> [WHAT YOU WILL DO]
Can you give the material, from its very first line through the line containing "- input-language[interactable]: ENG: [1257, 739, 1284, 757]" (both ends included), as a JSON list of strings with one string per line and any blank lines left out?

****

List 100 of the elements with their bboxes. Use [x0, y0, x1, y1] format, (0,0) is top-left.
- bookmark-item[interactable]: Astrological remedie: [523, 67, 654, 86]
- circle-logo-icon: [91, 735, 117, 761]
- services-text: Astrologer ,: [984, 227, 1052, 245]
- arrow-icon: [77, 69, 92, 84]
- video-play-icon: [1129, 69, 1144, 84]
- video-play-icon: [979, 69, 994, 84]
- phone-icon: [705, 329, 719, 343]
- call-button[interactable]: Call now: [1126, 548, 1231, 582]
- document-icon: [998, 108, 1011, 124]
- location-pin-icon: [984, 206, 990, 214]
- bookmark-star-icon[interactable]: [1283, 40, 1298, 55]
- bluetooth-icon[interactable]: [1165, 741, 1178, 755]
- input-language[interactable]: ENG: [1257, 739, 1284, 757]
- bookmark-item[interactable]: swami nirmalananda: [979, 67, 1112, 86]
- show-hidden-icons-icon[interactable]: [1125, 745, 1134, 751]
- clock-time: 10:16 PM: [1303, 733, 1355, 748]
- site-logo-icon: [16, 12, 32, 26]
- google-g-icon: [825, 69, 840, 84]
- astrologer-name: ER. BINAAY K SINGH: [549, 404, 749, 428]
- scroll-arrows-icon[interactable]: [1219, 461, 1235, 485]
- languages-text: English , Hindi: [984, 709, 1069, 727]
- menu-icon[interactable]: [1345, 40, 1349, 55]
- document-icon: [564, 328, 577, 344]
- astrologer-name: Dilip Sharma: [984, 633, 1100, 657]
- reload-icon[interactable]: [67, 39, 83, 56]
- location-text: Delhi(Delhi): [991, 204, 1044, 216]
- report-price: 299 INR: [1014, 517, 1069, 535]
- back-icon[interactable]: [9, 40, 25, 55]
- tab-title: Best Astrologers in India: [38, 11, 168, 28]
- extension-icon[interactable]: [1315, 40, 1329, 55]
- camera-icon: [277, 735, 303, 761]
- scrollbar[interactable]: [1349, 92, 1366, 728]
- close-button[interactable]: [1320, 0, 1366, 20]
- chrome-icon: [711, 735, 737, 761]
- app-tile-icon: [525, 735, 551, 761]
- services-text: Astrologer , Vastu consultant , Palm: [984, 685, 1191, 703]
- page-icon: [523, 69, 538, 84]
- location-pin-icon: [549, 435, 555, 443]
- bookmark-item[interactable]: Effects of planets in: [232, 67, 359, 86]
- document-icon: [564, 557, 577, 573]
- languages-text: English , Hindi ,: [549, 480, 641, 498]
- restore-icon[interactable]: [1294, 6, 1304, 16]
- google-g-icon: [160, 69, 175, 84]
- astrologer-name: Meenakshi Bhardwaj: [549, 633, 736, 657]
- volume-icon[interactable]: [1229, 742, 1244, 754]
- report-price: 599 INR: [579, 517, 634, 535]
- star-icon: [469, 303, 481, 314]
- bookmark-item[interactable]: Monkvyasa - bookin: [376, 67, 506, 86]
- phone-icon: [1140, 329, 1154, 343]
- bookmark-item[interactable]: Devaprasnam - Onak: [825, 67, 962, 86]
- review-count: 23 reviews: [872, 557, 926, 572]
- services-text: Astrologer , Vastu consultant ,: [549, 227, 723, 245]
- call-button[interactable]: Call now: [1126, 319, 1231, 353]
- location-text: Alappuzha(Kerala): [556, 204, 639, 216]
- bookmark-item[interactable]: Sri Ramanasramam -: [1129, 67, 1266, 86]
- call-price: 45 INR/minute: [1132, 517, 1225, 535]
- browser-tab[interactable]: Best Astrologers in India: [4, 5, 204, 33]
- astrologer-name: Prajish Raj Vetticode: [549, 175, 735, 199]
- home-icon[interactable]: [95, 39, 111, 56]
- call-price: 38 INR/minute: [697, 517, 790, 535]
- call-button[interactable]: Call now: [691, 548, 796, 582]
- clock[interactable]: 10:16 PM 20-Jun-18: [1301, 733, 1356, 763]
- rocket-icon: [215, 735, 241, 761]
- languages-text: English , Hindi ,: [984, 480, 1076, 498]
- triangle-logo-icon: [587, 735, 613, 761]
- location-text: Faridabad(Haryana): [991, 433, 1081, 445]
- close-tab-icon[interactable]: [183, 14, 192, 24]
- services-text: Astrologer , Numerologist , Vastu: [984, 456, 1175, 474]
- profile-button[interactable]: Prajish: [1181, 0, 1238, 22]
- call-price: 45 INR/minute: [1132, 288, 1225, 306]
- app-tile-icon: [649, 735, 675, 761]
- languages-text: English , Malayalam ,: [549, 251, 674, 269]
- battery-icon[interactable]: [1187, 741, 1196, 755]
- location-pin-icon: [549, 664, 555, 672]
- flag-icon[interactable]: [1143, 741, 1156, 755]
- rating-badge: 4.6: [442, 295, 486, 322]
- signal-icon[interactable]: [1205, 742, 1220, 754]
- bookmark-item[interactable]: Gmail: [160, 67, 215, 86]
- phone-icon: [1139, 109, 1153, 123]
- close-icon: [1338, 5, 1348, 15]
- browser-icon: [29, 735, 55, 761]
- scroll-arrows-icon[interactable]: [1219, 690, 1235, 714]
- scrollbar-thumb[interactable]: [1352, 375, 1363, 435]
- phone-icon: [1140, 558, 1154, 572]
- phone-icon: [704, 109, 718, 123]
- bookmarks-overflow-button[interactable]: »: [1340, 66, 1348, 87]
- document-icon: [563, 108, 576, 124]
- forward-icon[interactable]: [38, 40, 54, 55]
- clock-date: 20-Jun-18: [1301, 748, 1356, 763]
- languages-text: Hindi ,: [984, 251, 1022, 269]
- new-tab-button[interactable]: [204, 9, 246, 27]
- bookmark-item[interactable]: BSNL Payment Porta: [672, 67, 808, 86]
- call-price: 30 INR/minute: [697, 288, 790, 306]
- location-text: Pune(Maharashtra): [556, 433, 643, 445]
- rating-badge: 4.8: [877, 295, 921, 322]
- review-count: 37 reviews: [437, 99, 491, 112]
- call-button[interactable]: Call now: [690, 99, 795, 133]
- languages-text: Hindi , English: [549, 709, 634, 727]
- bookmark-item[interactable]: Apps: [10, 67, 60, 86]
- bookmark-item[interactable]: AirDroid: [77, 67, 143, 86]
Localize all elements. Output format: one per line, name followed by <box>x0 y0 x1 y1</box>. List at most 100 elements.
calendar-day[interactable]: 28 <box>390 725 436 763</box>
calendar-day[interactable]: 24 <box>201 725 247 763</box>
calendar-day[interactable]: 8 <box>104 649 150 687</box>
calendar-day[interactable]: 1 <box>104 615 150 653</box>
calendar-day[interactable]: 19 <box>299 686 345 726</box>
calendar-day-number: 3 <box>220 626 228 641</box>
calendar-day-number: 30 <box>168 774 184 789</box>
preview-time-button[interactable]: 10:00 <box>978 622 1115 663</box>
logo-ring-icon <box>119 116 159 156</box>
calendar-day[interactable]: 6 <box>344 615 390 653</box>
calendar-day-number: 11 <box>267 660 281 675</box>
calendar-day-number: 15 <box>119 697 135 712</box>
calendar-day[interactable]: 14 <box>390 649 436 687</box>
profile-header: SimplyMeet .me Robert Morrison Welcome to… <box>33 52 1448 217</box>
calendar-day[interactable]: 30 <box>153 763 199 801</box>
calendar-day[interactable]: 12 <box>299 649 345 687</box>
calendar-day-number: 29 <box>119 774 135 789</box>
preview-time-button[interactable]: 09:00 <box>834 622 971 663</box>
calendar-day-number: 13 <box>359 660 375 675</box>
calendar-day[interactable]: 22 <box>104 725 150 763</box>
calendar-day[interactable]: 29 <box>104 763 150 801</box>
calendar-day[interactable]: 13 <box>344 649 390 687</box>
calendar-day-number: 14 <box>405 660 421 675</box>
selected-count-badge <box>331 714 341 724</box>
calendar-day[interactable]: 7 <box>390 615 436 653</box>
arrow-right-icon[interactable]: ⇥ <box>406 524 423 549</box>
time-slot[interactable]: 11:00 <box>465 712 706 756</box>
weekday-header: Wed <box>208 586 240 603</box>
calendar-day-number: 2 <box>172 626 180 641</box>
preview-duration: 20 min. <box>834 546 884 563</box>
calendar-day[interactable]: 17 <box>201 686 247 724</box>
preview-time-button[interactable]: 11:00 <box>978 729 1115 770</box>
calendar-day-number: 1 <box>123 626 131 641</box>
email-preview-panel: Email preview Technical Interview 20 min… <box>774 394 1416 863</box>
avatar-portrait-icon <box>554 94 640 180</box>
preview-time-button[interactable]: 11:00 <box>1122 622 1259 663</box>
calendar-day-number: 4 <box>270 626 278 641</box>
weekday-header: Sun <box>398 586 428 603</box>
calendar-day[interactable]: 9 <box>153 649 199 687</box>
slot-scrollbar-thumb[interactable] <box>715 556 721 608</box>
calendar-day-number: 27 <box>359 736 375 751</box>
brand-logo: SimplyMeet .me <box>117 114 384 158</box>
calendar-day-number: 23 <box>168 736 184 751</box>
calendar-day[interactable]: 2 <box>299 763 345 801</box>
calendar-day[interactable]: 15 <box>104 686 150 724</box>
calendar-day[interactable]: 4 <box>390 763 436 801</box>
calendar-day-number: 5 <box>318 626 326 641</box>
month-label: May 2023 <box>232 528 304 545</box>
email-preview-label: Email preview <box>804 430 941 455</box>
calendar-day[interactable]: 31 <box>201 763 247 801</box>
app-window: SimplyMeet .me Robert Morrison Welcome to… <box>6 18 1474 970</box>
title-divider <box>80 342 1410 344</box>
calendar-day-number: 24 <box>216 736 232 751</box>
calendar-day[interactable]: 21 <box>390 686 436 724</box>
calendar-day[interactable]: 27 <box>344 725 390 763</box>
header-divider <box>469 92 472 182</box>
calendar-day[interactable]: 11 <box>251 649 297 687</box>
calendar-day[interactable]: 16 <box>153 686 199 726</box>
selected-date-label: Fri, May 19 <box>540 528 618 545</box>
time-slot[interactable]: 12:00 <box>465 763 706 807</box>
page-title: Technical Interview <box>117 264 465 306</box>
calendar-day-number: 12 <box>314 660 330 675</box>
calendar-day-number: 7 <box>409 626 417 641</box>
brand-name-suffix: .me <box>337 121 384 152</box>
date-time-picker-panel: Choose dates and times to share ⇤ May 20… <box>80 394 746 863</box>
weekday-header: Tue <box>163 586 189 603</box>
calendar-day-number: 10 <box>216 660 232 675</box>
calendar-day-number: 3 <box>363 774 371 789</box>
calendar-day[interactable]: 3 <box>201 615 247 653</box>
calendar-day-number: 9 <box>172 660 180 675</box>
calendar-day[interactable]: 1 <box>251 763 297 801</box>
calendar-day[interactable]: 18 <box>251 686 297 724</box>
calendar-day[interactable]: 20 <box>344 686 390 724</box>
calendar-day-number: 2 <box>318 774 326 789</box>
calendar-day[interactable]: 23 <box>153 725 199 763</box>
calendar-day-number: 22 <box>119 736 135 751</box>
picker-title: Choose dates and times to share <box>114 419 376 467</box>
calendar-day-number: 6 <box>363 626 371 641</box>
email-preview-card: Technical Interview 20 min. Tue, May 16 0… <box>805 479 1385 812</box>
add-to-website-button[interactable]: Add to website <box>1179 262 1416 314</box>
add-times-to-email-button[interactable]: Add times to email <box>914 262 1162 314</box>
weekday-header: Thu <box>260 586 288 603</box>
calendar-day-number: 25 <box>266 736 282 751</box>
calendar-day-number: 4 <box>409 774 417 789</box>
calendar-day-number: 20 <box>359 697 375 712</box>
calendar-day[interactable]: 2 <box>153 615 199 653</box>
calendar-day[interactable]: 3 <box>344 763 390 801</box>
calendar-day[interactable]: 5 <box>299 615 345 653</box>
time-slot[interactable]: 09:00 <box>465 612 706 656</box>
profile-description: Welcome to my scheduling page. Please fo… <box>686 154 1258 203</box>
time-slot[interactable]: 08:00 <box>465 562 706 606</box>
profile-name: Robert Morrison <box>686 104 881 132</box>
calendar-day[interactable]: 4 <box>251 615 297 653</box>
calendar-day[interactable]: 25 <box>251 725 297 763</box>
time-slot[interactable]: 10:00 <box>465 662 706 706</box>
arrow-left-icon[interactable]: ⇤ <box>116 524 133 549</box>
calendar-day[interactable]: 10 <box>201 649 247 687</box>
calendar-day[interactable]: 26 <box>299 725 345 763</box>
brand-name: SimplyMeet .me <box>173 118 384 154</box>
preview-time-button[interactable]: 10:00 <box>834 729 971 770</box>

****

> [SOLUTION BELOW]
[
  "List 100 of the elements with their bboxes. Use [x0, y0, x1, y1] format, (0,0) is top-left.",
  "- bookmark-item[interactable]: Astrological remedie: [523, 67, 654, 86]",
  "- circle-logo-icon: [91, 735, 117, 761]",
  "- services-text: Astrologer ,: [984, 227, 1052, 245]",
  "- arrow-icon: [77, 69, 92, 84]",
  "- video-play-icon: [1129, 69, 1144, 84]",
  "- video-play-icon: [979, 69, 994, 84]",
  "- phone-icon: [705, 329, 719, 343]",
  "- call-button[interactable]: Call now: [1126, 548, 1231, 582]",
  "- document-icon: [998, 108, 1011, 124]",
  "- location-pin-icon: [984, 206, 990, 214]",
  "- bookmark-star-icon[interactable]: [1283, 40, 1298, 55]",
  "- bluetooth-icon[interactable]: [1165, 741, 1178, 755]",
  "- input-language[interactable]: ENG: [1257, 739, 1284, 757]"
]